**WHAT TO WORK ON**
Return each of the rows below without changing a single character.

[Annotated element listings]
*-*-*
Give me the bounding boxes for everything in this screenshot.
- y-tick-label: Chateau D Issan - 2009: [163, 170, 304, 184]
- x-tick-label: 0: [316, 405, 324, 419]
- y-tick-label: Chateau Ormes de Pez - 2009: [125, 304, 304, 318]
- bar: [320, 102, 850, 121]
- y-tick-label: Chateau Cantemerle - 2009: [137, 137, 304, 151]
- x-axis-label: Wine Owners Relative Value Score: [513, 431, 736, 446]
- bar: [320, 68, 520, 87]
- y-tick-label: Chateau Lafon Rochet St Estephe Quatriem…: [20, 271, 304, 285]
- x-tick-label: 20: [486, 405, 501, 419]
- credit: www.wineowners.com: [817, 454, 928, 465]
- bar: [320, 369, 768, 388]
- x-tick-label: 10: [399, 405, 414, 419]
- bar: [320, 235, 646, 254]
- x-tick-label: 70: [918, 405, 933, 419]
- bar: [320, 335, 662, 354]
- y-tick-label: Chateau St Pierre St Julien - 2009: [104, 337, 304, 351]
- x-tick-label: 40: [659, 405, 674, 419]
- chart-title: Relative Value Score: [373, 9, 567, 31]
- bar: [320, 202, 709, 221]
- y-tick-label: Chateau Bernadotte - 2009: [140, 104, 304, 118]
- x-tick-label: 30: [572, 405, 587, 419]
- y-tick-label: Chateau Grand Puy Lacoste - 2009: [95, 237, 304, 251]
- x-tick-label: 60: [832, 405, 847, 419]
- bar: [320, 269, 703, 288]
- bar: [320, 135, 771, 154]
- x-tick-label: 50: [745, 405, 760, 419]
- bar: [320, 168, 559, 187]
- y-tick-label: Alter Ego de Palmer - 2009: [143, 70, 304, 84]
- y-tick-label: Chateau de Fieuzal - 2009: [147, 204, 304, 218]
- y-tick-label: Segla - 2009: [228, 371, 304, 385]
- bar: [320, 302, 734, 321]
*-*-*
**IN RESPONSE**
Give me the bounding boxes for everything in this screenshot.
- y-tick-label: Chateau D Issan - 2009: [163, 170, 304, 184]
- x-tick-label: 0: [316, 405, 324, 419]
- y-tick-label: Chateau Ormes de Pez - 2009: [125, 304, 304, 318]
- bar: [320, 102, 850, 121]
- y-tick-label: Chateau Cantemerle - 2009: [137, 137, 304, 151]
- x-axis-label: Wine Owners Relative Value Score: [513, 431, 736, 446]
- bar: [320, 68, 520, 87]
- y-tick-label: Chateau Lafon Rochet St Estephe Quatriem…: [20, 271, 304, 285]
- x-tick-label: 20: [486, 405, 501, 419]
- credit: www.wineowners.com: [817, 454, 928, 465]
- bar: [320, 369, 768, 388]
- x-tick-label: 10: [399, 405, 414, 419]
- bar: [320, 235, 646, 254]
- x-tick-label: 70: [918, 405, 933, 419]
- bar: [320, 335, 662, 354]
- y-tick-label: Chateau St Pierre St Julien - 2009: [104, 337, 304, 351]
- x-tick-label: 40: [659, 405, 674, 419]
- chart-title: Relative Value Score: [373, 9, 567, 31]
- bar: [320, 202, 709, 221]
- y-tick-label: Chateau Bernadotte - 2009: [140, 104, 304, 118]
- x-tick-label: 30: [572, 405, 587, 419]
- y-tick-label: Chateau Grand Puy Lacoste - 2009: [95, 237, 304, 251]
- x-tick-label: 60: [832, 405, 847, 419]
- bar: [320, 269, 703, 288]
- bar: [320, 135, 771, 154]
- x-tick-label: 50: [745, 405, 760, 419]
- bar: [320, 168, 559, 187]
- y-tick-label: Alter Ego de Palmer - 2009: [143, 70, 304, 84]
- y-tick-label: Chateau de Fieuzal - 2009: [147, 204, 304, 218]
- y-tick-label: Segla - 2009: [228, 371, 304, 385]
- bar: [320, 302, 734, 321]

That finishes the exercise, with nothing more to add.